Given request: Quote the whole listing word for word, please.

Data:
* START *

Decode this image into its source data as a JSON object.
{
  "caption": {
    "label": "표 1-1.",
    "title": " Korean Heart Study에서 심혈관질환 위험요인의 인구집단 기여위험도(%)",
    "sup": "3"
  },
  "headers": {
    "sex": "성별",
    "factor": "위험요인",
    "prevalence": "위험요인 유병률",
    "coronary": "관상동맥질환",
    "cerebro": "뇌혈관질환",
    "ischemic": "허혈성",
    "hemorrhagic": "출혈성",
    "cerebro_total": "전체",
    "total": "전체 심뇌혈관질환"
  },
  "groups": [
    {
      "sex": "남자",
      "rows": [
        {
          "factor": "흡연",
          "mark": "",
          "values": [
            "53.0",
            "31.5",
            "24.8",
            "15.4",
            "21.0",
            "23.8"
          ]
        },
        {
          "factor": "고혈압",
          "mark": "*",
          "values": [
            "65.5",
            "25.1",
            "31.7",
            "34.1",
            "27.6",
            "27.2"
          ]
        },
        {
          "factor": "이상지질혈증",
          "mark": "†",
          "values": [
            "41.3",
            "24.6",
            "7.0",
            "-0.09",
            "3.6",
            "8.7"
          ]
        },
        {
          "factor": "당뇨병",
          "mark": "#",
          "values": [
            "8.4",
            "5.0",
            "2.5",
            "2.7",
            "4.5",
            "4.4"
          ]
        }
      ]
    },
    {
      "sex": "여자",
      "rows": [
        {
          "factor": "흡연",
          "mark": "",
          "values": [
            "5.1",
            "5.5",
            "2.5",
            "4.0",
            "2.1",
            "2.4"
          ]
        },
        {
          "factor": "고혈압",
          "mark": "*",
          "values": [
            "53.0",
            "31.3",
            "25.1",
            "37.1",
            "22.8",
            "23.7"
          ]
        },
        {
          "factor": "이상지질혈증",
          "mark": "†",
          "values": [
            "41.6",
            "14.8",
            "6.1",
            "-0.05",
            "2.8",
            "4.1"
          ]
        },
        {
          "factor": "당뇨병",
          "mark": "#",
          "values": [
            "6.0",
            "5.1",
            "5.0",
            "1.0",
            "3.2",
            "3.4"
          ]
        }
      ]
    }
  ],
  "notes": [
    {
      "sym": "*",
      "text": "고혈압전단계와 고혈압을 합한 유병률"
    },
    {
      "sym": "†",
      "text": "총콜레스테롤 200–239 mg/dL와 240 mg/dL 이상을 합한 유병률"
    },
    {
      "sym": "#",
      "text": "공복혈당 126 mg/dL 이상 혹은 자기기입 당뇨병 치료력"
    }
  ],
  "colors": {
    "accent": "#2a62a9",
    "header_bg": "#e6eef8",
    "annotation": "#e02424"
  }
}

* END *

The response:
Decode this image into its source data as a JSON object.
{
  "caption": {
    "label": "표 1-1.",
    "title": " Korean Heart Study에서 심혈관질환 위험요인의 인구집단 기여위험도(%)",
    "sup": "3"
  },
  "headers": {
    "sex": "성별",
    "factor": "위험요인",
    "prevalence": "위험요인 유병률",
    "coronary": "관상동맥질환",
    "cerebro": "뇌혈관질환",
    "ischemic": "허혈성",
    "hemorrhagic": "출혈성",
    "cerebro_total": "전체",
    "total": "전체 심뇌혈관질환"
  },
  "groups": [
    {
      "sex": "남자",
      "rows": [
        {
          "factor": "흡연",
          "mark": "",
          "values": [
            "53.0",
            "31.5",
            "24.8",
            "15.4",
            "21.0",
            "23.8"
          ]
        },
        {
          "factor": "고혈압",
          "mark": "*",
          "values": [
            "65.5",
            "25.1",
            "31.7",
            "34.1",
            "27.6",
            "27.2"
          ]
        },
        {
          "factor": "이상지질혈증",
          "mark": "†",
          "values": [
            "41.3",
            "24.6",
            "7.0",
            "-0.09",
            "3.6",
            "8.7"
          ]
        },
        {
          "factor": "당뇨병",
          "mark": "#",
          "values": [
            "8.4",
            "5.0",
            "2.5",
            "2.7",
            "4.5",
            "4.4"
          ]
        }
      ]
    },
    {
      "sex": "여자",
      "rows": [
        {
          "factor": "흡연",
          "mark": "",
          "values": [
            "5.1",
            "5.5",
            "2.5",
            "4.0",
            "2.1",
            "2.4"
          ]
        },
        {
          "factor": "고혈압",
          "mark": "*",
          "values": [
            "53.0",
            "31.3",
            "25.1",
            "37.1",
            "22.8",
            "23.7"
          ]
        },
        {
          "factor": "이상지질혈증",
          "mark": "†",
          "values": [
            "41.6",
            "14.8",
            "6.1",
            "-0.05",
            "2.8",
            "4.1"
          ]
        },
        {
          "factor": "당뇨병",
          "mark": "#",
          "values": [
            "6.0",
            "5.1",
            "5.0",
            "1.0",
            "3.2",
            "3.4"
          ]
        }
      ]
    }
  ],
  "notes": [
    {
      "sym": "*",
      "text": "고혈압전단계와 고혈압을 합한 유병률"
    },
    {
      "sym": "†",
      "text": "총콜레스테롤 200–239 mg/dL와 240 mg/dL 이상을 합한 유병률"
    },
    {
      "sym": "#",
      "text": "공복혈당 126 mg/dL 이상 혹은 자기기입 당뇨병 치료력"
    }
  ],
  "colors": {
    "accent": "#2a62a9",
    "header_bg": "#e6eef8",
    "annotation": "#e02424"
  }
}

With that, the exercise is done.